What is required. Restate the records that follow word for word; no pictures should appear.

*** Opening of Record set ***

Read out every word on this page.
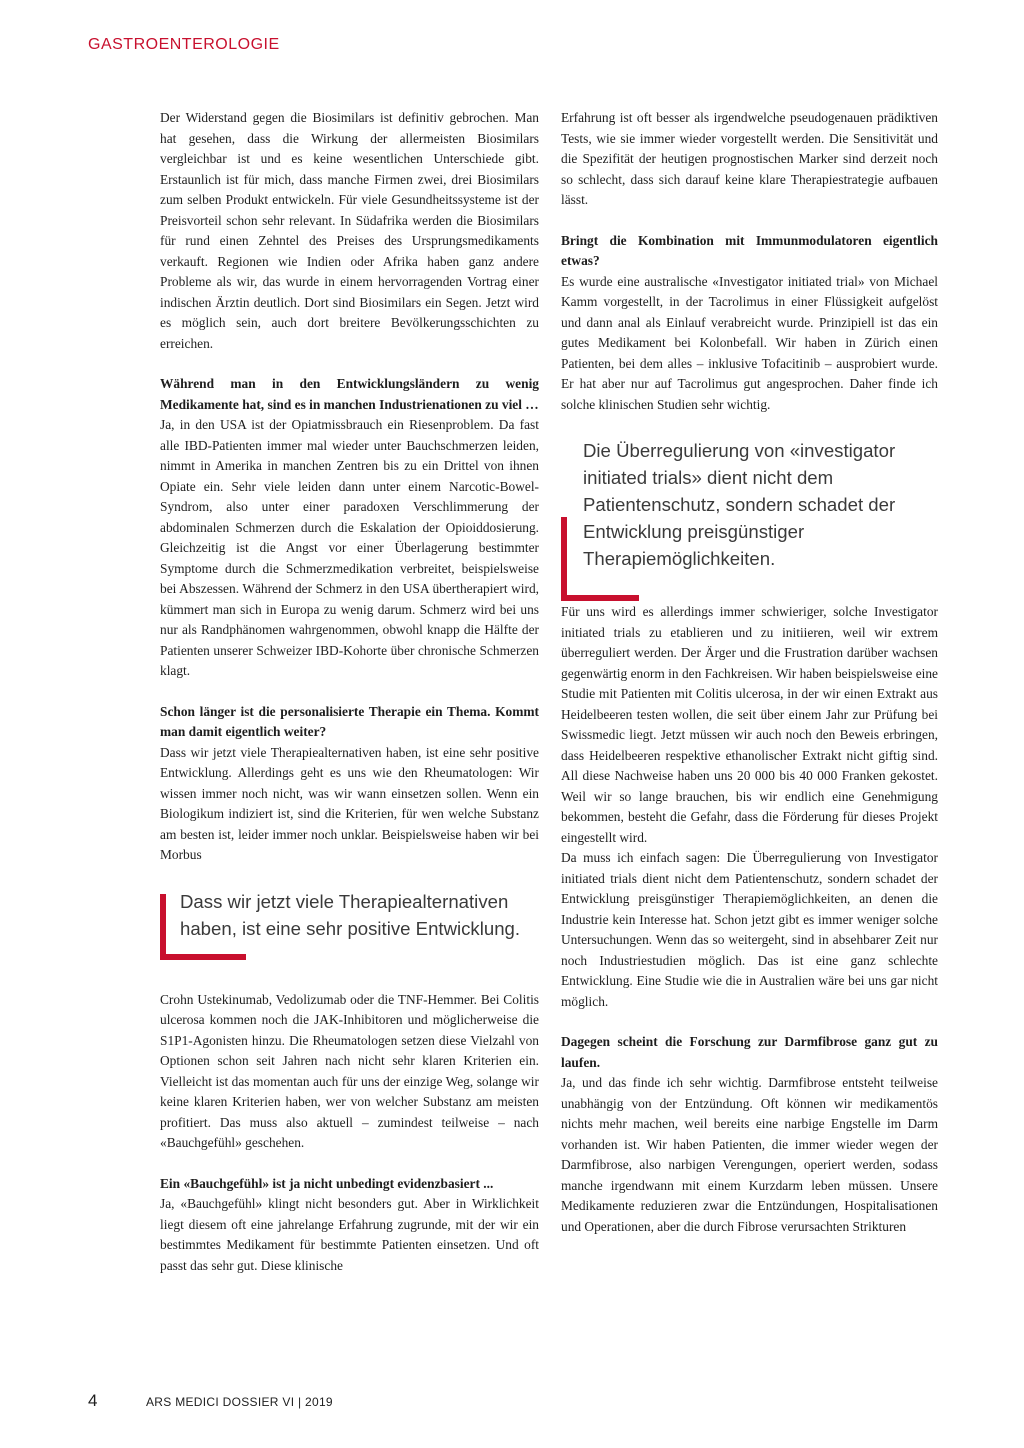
GASTROENTEROLOGIE

Der Widerstand gegen die Biosimilars ist definitiv gebrochen. Man hat gesehen, dass die Wirkung der allermeisten Biosimilars vergleichbar ist und es keine wesentlichen Unterschiede gibt. Erstaunlich ist für mich, dass manche Firmen zwei, drei Biosimilars zum selben Produkt entwickeln. Für viele Gesundheitssysteme ist der Preisvorteil schon sehr relevant. In Südafrika werden die Biosimilars für rund einen Zehntel des Preises des Ursprungsmedikaments verkauft. Regionen wie Indien oder Afrika haben ganz andere Probleme als wir, das wurde in einem hervorragenden Vortrag einer indischen Ärztin deutlich. Dort sind Biosimilars ein Segen. Jetzt wird es möglich sein, auch dort breitere Bevölkerungsschichten zu erreichen.

Während man in den Entwicklungsländern zu wenig Medikamente hat, sind es in manchen Industrienationen zu viel …

Ja, in den USA ist der Opiatmissbrauch ein Riesenproblem. Da fast alle IBD-Patienten immer mal wieder unter Bauchschmerzen leiden, nimmt in Amerika in manchen Zentren bis zu ein Drittel von ihnen Opiate ein. Sehr viele leiden dann unter einem Narcotic-Bowel-Syndrom, also unter einer paradoxen Verschlimmerung der abdominalen Schmerzen durch die Eskalation der Opioiddosierung. Gleichzeitig ist die Angst vor einer Überlagerung bestimmter Symptome durch die Schmerzmedikation verbreitet, beispielsweise bei Abszessen. Während der Schmerz in den USA übertherapiert wird, kümmert man sich in Europa zu wenig darum. Schmerz wird bei uns nur als Randphänomen wahrgenommen, obwohl knapp die Hälfte der Patienten unserer Schweizer IBD-Kohorte über chronische Schmerzen klagt.

Schon länger ist die personalisierte Therapie ein Thema. Kommt man damit eigentlich weiter?

Dass wir jetzt viele Therapiealternativen haben, ist eine sehr positive Entwicklung. Allerdings geht es uns wie den Rheumatologen: Wir wissen immer noch nicht, was wir wann einsetzen sollen. Wenn ein Biologikum indiziert ist, sind die Kriterien, für wen welche Substanz am besten ist, leider immer noch unklar. Beispielsweise haben wir bei Morbus

Dass wir jetzt viele Therapiealternativen haben, ist eine sehr positive Entwicklung.

Crohn Ustekinumab, Vedolizumab oder die TNF-Hemmer. Bei Colitis ulcerosa kommen noch die JAK-Inhibitoren und möglicherweise die S1P1-Agonisten hinzu. Die Rheumatologen setzen diese Vielzahl von Optionen schon seit Jahren nach nicht sehr klaren Kriterien ein. Vielleicht ist das momentan auch für uns der einzige Weg, solange wir keine klaren Kriterien haben, wer von welcher Substanz am meisten profitiert. Das muss also aktuell – zumindest teilweise – nach «Bauchgefühl» geschehen.

Ein «Bauchgefühl» ist ja nicht unbedingt evidenzbasiert ...

Ja, «Bauchgefühl» klingt nicht besonders gut. Aber in Wirklichkeit liegt diesem oft eine jahrelange Erfahrung zugrunde, mit der wir ein bestimmtes Medikament für bestimmte Patienten einsetzen. Und oft passt das sehr gut. Diese klinische

Erfahrung ist oft besser als irgendwelche pseudogenauen prädiktiven Tests, wie sie immer wieder vorgestellt werden. Die Sensitivität und die Spezifität der heutigen prognostischen Marker sind derzeit noch so schlecht, dass sich darauf keine klare Therapiestrategie aufbauen lässt.

Bringt die Kombination mit Immunmodulatoren eigentlich etwas?

Es wurde eine australische «Investigator initiated trial» von Michael Kamm vorgestellt, in der Tacrolimus in einer Flüssigkeit aufgelöst und dann anal als Einlauf verabreicht wurde. Prinzipiell ist das ein gutes Medikament bei Kolonbefall. Wir haben in Zürich einen Patienten, bei dem alles – inklusive Tofacitinib – ausprobiert wurde. Er hat aber nur auf Tacrolimus gut angesprochen. Daher finde ich solche klinischen Studien sehr wichtig.

Die Überregulierung von «investigator initiated trials» dient nicht dem Patientenschutz, sondern schadet der Entwicklung preisgünstiger Therapiemöglichkeiten.

Für uns wird es allerdings immer schwieriger, solche Investigator initiated trials zu etablieren und zu initiieren, weil wir extrem überreguliert werden. Der Ärger und die Frustration darüber wachsen gegenwärtig enorm in den Fachkreisen. Wir haben beispielsweise eine Studie mit Patienten mit Colitis ulcerosa, in der wir einen Extrakt aus Heidelbeeren testen wollen, die seit über einem Jahr zur Prüfung bei Swissmedic liegt. Jetzt müssen wir auch noch den Beweis erbringen, dass Heidelbeeren respektive ethanolischer Extrakt nicht giftig sind. All diese Nachweise haben uns 20 000 bis 40 000 Franken gekostet. Weil wir so lange brauchen, bis wir endlich eine Genehmigung bekommen, besteht die Gefahr, dass die Förderung für dieses Projekt eingestellt wird.

Da muss ich einfach sagen: Die Überregulierung von Investigator initiated trials dient nicht dem Patientenschutz, sondern schadet der Entwicklung preisgünstiger Therapiemöglichkeiten, an denen die Industrie kein Interesse hat. Schon jetzt gibt es immer weniger solche Untersuchungen. Wenn das so weitergeht, sind in absehbarer Zeit nur noch Industriestudien möglich. Das ist eine ganz schlechte Entwicklung. Eine Studie wie die in Australien wäre bei uns gar nicht möglich.

Dagegen scheint die Forschung zur Darmfibrose ganz gut zu laufen.

Ja, und das finde ich sehr wichtig. Darmfibrose entsteht teilweise unabhängig von der Entzündung. Oft können wir medikamentös nichts mehr machen, weil bereits eine narbige Engstelle im Darm vorhanden ist. Wir haben Patienten, die immer wieder wegen der Darmfibrose, also narbigen Verengungen, operiert werden, sodass manche irgendwann mit einem Kurzdarm leben müssen. Unsere Medikamente reduzieren zwar die Entzündungen, Hospitalisationen und Operationen, aber die durch Fibrose verursachten Strikturen

4	ARS MEDICI DOSSIER VI | 2019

*** Close of Record set ***

Solution for this exercise.
Read out every word on this page.
GASTROENTEROLOGIE

Der Widerstand gegen die Biosimilars ist definitiv gebrochen. Man hat gesehen, dass die Wirkung der allermeisten Biosimilars vergleichbar ist und es keine wesentlichen Unterschiede gibt. Erstaunlich ist für mich, dass manche Firmen zwei, drei Biosimilars zum selben Produkt entwickeln. Für viele Gesundheitssysteme ist der Preisvorteil schon sehr relevant. In Südafrika werden die Biosimilars für rund einen Zehntel des Preises des Ursprungsmedikaments verkauft. Regionen wie Indien oder Afrika haben ganz andere Probleme als wir, das wurde in einem hervorragenden Vortrag einer indischen Ärztin deutlich. Dort sind Biosimilars ein Segen. Jetzt wird es möglich sein, auch dort breitere Bevölkerungsschichten zu erreichen.

Während man in den Entwicklungsländern zu wenig Medikamente hat, sind es in manchen Industrienationen zu viel …

Ja, in den USA ist der Opiatmissbrauch ein Riesenproblem. Da fast alle IBD-Patienten immer mal wieder unter Bauchschmerzen leiden, nimmt in Amerika in manchen Zentren bis zu ein Drittel von ihnen Opiate ein. Sehr viele leiden dann unter einem Narcotic-Bowel-Syndrom, also unter einer paradoxen Verschlimmerung der abdominalen Schmerzen durch die Eskalation der Opioiddosierung. Gleichzeitig ist die Angst vor einer Überlagerung bestimmter Symptome durch die Schmerzmedikation verbreitet, beispielsweise bei Abszessen. Während der Schmerz in den USA übertherapiert wird, kümmert man sich in Europa zu wenig darum. Schmerz wird bei uns nur als Randphänomen wahrgenommen, obwohl knapp die Hälfte der Patienten unserer Schweizer IBD-Kohorte über chronische Schmerzen klagt.

Schon länger ist die personalisierte Therapie ein Thema. Kommt man damit eigentlich weiter?

Dass wir jetzt viele Therapiealternativen haben, ist eine sehr positive Entwicklung. Allerdings geht es uns wie den Rheumatologen: Wir wissen immer noch nicht, was wir wann einsetzen sollen. Wenn ein Biologikum indiziert ist, sind die Kriterien, für wen welche Substanz am besten ist, leider immer noch unklar. Beispielsweise haben wir bei Morbus

Dass wir jetzt viele Therapiealternativen haben, ist eine sehr positive Entwicklung.

Crohn Ustekinumab, Vedolizumab oder die TNF-Hemmer. Bei Colitis ulcerosa kommen noch die JAK-Inhibitoren und möglicherweise die S1P1-Agonisten hinzu. Die Rheumatologen setzen diese Vielzahl von Optionen schon seit Jahren nach nicht sehr klaren Kriterien ein. Vielleicht ist das momentan auch für uns der einzige Weg, solange wir keine klaren Kriterien haben, wer von welcher Substanz am meisten profitiert. Das muss also aktuell – zumindest teilweise – nach «Bauchgefühl» geschehen.

Ein «Bauchgefühl» ist ja nicht unbedingt evidenzbasiert ...

Ja, «Bauchgefühl» klingt nicht besonders gut. Aber in Wirklichkeit liegt diesem oft eine jahrelange Erfahrung zugrunde, mit der wir ein bestimmtes Medikament für bestimmte Patienten einsetzen. Und oft passt das sehr gut. Diese klinische

Erfahrung ist oft besser als irgendwelche pseudogenauen prädiktiven Tests, wie sie immer wieder vorgestellt werden. Die Sensitivität und die Spezifität der heutigen prognostischen Marker sind derzeit noch so schlecht, dass sich darauf keine klare Therapiestrategie aufbauen lässt.

Bringt die Kombination mit Immunmodulatoren eigentlich etwas?

Es wurde eine australische «Investigator initiated trial» von Michael Kamm vorgestellt, in der Tacrolimus in einer Flüssigkeit aufgelöst und dann anal als Einlauf verabreicht wurde. Prinzipiell ist das ein gutes Medikament bei Kolonbefall. Wir haben in Zürich einen Patienten, bei dem alles – inklusive Tofacitinib – ausprobiert wurde. Er hat aber nur auf Tacrolimus gut angesprochen. Daher finde ich solche klinischen Studien sehr wichtig.

Die Überregulierung von «investigator initiated trials» dient nicht dem Patientenschutz, sondern schadet der Entwicklung preisgünstiger Therapiemöglichkeiten.

Für uns wird es allerdings immer schwieriger, solche Investigator initiated trials zu etablieren und zu initiieren, weil wir extrem überreguliert werden. Der Ärger und die Frustration darüber wachsen gegenwärtig enorm in den Fachkreisen. Wir haben beispielsweise eine Studie mit Patienten mit Colitis ulcerosa, in der wir einen Extrakt aus Heidelbeeren testen wollen, die seit über einem Jahr zur Prüfung bei Swissmedic liegt. Jetzt müssen wir auch noch den Beweis erbringen, dass Heidelbeeren respektive ethanolischer Extrakt nicht giftig sind. All diese Nachweise haben uns 20 000 bis 40 000 Franken gekostet. Weil wir so lange brauchen, bis wir endlich eine Genehmigung bekommen, besteht die Gefahr, dass die Förderung für dieses Projekt eingestellt wird.

Da muss ich einfach sagen: Die Überregulierung von Investigator initiated trials dient nicht dem Patientenschutz, sondern schadet der Entwicklung preisgünstiger Therapiemöglichkeiten, an denen die Industrie kein Interesse hat. Schon jetzt gibt es immer weniger solche Untersuchungen. Wenn das so weitergeht, sind in absehbarer Zeit nur noch Industriestudien möglich. Das ist eine ganz schlechte Entwicklung. Eine Studie wie die in Australien wäre bei uns gar nicht möglich.

Dagegen scheint die Forschung zur Darmfibrose ganz gut zu laufen.

Ja, und das finde ich sehr wichtig. Darmfibrose entsteht teilweise unabhängig von der Entzündung. Oft können wir medikamentös nichts mehr machen, weil bereits eine narbige Engstelle im Darm vorhanden ist. Wir haben Patienten, die immer wieder wegen der Darmfibrose, also narbigen Verengungen, operiert werden, sodass manche irgendwann mit einem Kurzdarm leben müssen. Unsere Medikamente reduzieren zwar die Entzündungen, Hospitalisationen und Operationen, aber die durch Fibrose verursachten Strikturen

4	ARS MEDICI DOSSIER VI | 2019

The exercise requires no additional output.